Data provided:
▽
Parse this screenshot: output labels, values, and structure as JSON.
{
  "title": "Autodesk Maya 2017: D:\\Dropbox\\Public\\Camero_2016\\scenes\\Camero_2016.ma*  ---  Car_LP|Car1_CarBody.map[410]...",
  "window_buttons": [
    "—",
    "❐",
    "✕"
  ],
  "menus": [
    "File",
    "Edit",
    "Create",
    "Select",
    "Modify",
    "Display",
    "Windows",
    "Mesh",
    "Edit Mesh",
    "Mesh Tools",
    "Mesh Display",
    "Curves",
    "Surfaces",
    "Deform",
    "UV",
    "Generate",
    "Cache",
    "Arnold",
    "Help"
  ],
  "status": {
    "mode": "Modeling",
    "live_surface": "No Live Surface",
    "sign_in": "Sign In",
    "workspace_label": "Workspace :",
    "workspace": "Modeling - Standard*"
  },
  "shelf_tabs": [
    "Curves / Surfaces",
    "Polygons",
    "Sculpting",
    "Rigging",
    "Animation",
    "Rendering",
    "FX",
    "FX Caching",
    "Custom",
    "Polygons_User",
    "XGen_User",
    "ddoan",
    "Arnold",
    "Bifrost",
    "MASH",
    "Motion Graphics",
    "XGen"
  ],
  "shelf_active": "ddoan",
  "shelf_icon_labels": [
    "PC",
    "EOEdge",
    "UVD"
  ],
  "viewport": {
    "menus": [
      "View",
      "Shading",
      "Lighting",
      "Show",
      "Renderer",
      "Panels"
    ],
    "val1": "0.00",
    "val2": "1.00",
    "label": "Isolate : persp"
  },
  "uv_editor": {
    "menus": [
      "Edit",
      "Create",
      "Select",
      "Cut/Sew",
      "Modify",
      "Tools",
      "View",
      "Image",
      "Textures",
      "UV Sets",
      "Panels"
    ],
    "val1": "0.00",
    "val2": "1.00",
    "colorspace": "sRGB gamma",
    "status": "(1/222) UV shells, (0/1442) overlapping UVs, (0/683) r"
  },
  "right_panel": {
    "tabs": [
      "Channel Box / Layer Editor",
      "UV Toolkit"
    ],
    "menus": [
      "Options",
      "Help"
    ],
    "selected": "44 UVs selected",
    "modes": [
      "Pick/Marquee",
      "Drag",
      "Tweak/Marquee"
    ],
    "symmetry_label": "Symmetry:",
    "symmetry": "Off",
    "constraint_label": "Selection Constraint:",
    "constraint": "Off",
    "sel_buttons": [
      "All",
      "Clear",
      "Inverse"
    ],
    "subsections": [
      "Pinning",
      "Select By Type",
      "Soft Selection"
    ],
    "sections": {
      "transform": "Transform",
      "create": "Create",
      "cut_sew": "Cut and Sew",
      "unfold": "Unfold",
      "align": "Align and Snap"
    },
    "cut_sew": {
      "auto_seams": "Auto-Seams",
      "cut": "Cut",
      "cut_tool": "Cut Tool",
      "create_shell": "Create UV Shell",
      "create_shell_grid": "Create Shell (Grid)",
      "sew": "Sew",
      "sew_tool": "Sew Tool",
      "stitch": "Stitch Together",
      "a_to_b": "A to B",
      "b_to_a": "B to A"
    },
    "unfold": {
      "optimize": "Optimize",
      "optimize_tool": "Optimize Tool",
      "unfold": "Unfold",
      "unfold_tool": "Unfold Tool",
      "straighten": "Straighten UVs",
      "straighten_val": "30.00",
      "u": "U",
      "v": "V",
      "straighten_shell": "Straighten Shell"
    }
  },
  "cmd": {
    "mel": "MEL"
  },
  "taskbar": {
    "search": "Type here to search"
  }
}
△
What is needed here is an exact reproduction of all the entries.

Solution for this task:
Parse this screenshot: output labels, values, and structure as JSON.
{
  "title": "Autodesk Maya 2017: D:\\Dropbox\\Public\\Camero_2016\\scenes\\Camero_2016.ma*  ---  Car_LP|Car1_CarBody.map[410]...",
  "window_buttons": [
    "—",
    "❐",
    "✕"
  ],
  "menus": [
    "File",
    "Edit",
    "Create",
    "Select",
    "Modify",
    "Display",
    "Windows",
    "Mesh",
    "Edit Mesh",
    "Mesh Tools",
    "Mesh Display",
    "Curves",
    "Surfaces",
    "Deform",
    "UV",
    "Generate",
    "Cache",
    "Arnold",
    "Help"
  ],
  "status": {
    "mode": "Modeling",
    "live_surface": "No Live Surface",
    "sign_in": "Sign In",
    "workspace_label": "Workspace :",
    "workspace": "Modeling - Standard*"
  },
  "shelf_tabs": [
    "Curves / Surfaces",
    "Polygons",
    "Sculpting",
    "Rigging",
    "Animation",
    "Rendering",
    "FX",
    "FX Caching",
    "Custom",
    "Polygons_User",
    "XGen_User",
    "ddoan",
    "Arnold",
    "Bifrost",
    "MASH",
    "Motion Graphics",
    "XGen"
  ],
  "shelf_active": "ddoan",
  "shelf_icon_labels": [
    "PC",
    "EOEdge",
    "UVD"
  ],
  "viewport": {
    "menus": [
      "View",
      "Shading",
      "Lighting",
      "Show",
      "Renderer",
      "Panels"
    ],
    "val1": "0.00",
    "val2": "1.00",
    "label": "Isolate : persp"
  },
  "uv_editor": {
    "menus": [
      "Edit",
      "Create",
      "Select",
      "Cut/Sew",
      "Modify",
      "Tools",
      "View",
      "Image",
      "Textures",
      "UV Sets",
      "Panels"
    ],
    "val1": "0.00",
    "val2": "1.00",
    "colorspace": "sRGB gamma",
    "status": "(1/222) UV shells, (0/1442) overlapping UVs, (0/683) r"
  },
  "right_panel": {
    "tabs": [
      "Channel Box / Layer Editor",
      "UV Toolkit"
    ],
    "menus": [
      "Options",
      "Help"
    ],
    "selected": "44 UVs selected",
    "modes": [
      "Pick/Marquee",
      "Drag",
      "Tweak/Marquee"
    ],
    "symmetry_label": "Symmetry:",
    "symmetry": "Off",
    "constraint_label": "Selection Constraint:",
    "constraint": "Off",
    "sel_buttons": [
      "All",
      "Clear",
      "Inverse"
    ],
    "subsections": [
      "Pinning",
      "Select By Type",
      "Soft Selection"
    ],
    "sections": {
      "transform": "Transform",
      "create": "Create",
      "cut_sew": "Cut and Sew",
      "unfold": "Unfold",
      "align": "Align and Snap"
    },
    "cut_sew": {
      "auto_seams": "Auto-Seams",
      "cut": "Cut",
      "cut_tool": "Cut Tool",
      "create_shell": "Create UV Shell",
      "create_shell_grid": "Create Shell (Grid)",
      "sew": "Sew",
      "sew_tool": "Sew Tool",
      "stitch": "Stitch Together",
      "a_to_b": "A to B",
      "b_to_a": "B to A"
    },
    "unfold": {
      "optimize": "Optimize",
      "optimize_tool": "Optimize Tool",
      "unfold": "Unfold",
      "unfold_tool": "Unfold Tool",
      "straighten": "Straighten UVs",
      "straighten_val": "30.00",
      "u": "U",
      "v": "V",
      "straighten_shell": "Straighten Shell"
    }
  },
  "cmd": {
    "mel": "MEL"
  },
  "taskbar": {
    "search": "Type here to search"
  }
}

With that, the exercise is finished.